■ Set problem
Write each line out exactly, leaving none out.

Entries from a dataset
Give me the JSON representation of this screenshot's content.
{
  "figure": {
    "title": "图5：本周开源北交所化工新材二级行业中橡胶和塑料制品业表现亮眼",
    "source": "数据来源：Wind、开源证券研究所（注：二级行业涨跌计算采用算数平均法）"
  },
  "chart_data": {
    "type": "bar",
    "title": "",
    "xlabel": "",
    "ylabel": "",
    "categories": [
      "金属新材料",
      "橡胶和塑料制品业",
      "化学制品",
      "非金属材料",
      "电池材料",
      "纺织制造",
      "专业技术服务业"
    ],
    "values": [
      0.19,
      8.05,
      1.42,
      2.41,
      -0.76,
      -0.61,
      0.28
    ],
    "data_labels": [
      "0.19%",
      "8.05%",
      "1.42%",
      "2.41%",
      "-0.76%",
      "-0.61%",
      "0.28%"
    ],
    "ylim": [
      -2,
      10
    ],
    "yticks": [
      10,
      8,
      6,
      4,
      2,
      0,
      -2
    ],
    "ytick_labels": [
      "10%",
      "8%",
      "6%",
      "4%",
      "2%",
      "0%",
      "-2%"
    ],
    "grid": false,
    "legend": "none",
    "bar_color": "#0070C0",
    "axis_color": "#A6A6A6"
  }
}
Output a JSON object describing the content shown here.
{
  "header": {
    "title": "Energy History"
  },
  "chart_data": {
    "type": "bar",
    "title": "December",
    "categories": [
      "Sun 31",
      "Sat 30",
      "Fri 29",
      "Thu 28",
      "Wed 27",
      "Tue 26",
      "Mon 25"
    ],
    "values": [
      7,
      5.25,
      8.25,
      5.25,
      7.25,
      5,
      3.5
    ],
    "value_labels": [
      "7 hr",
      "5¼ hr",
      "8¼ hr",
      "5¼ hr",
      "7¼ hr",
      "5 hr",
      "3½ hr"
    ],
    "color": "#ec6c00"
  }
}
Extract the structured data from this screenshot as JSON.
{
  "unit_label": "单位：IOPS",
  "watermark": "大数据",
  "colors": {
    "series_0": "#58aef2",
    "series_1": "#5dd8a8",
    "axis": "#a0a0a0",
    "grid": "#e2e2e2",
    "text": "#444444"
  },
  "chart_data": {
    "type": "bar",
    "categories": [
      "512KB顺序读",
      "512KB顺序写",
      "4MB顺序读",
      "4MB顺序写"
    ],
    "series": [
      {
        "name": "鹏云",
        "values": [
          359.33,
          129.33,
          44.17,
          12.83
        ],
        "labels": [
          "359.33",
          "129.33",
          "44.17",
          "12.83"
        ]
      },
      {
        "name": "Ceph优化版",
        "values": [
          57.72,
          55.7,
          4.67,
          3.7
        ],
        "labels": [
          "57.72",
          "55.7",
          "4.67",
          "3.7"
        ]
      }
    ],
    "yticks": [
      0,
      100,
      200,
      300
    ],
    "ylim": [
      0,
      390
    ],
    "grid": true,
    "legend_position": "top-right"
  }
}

■ Right answer
Give me the JSON representation of this screenshot's content.
{
  "figure": {
    "title": "图5：本周开源北交所化工新材二级行业中橡胶和塑料制品业表现亮眼",
    "source": "数据来源：Wind、开源证券研究所（注：二级行业涨跌计算采用算数平均法）"
  },
  "chart_data": {
    "type": "bar",
    "title": "",
    "xlabel": "",
    "ylabel": "",
    "categories": [
      "金属新材料",
      "橡胶和塑料制品业",
      "化学制品",
      "非金属材料",
      "电池材料",
      "纺织制造",
      "专业技术服务业"
    ],
    "values": [
      0.19,
      8.05,
      1.42,
      2.41,
      -0.76,
      -0.61,
      0.28
    ],
    "data_labels": [
      "0.19%",
      "8.05%",
      "1.42%",
      "2.41%",
      "-0.76%",
      "-0.61%",
      "0.28%"
    ],
    "ylim": [
      -2,
      10
    ],
    "yticks": [
      10,
      8,
      6,
      4,
      2,
      0,
      -2
    ],
    "ytick_labels": [
      "10%",
      "8%",
      "6%",
      "4%",
      "2%",
      "0%",
      "-2%"
    ],
    "grid": false,
    "legend": "none",
    "bar_color": "#0070C0",
    "axis_color": "#A6A6A6"
  }
}
Output a JSON object describing the content shown here.
{
  "header": {
    "title": "Energy History"
  },
  "chart_data": {
    "type": "bar",
    "title": "December",
    "categories": [
      "Sun 31",
      "Sat 30",
      "Fri 29",
      "Thu 28",
      "Wed 27",
      "Tue 26",
      "Mon 25"
    ],
    "values": [
      7,
      5.25,
      8.25,
      5.25,
      7.25,
      5,
      3.5
    ],
    "value_labels": [
      "7 hr",
      "5¼ hr",
      "8¼ hr",
      "5¼ hr",
      "7¼ hr",
      "5 hr",
      "3½ hr"
    ],
    "color": "#ec6c00"
  }
}
Extract the structured data from this screenshot as JSON.
{
  "unit_label": "单位：IOPS",
  "watermark": "大数据",
  "colors": {
    "series_0": "#58aef2",
    "series_1": "#5dd8a8",
    "axis": "#a0a0a0",
    "grid": "#e2e2e2",
    "text": "#444444"
  },
  "chart_data": {
    "type": "bar",
    "categories": [
      "512KB顺序读",
      "512KB顺序写",
      "4MB顺序读",
      "4MB顺序写"
    ],
    "series": [
      {
        "name": "鹏云",
        "values": [
          359.33,
          129.33,
          44.17,
          12.83
        ],
        "labels": [
          "359.33",
          "129.33",
          "44.17",
          "12.83"
        ]
      },
      {
        "name": "Ceph优化版",
        "values": [
          57.72,
          55.7,
          4.67,
          3.7
        ],
        "labels": [
          "57.72",
          "55.7",
          "4.67",
          "3.7"
        ]
      }
    ],
    "yticks": [
      0,
      100,
      200,
      300
    ],
    "ylim": [
      0,
      390
    ],
    "grid": true,
    "legend_position": "top-right"
  }
}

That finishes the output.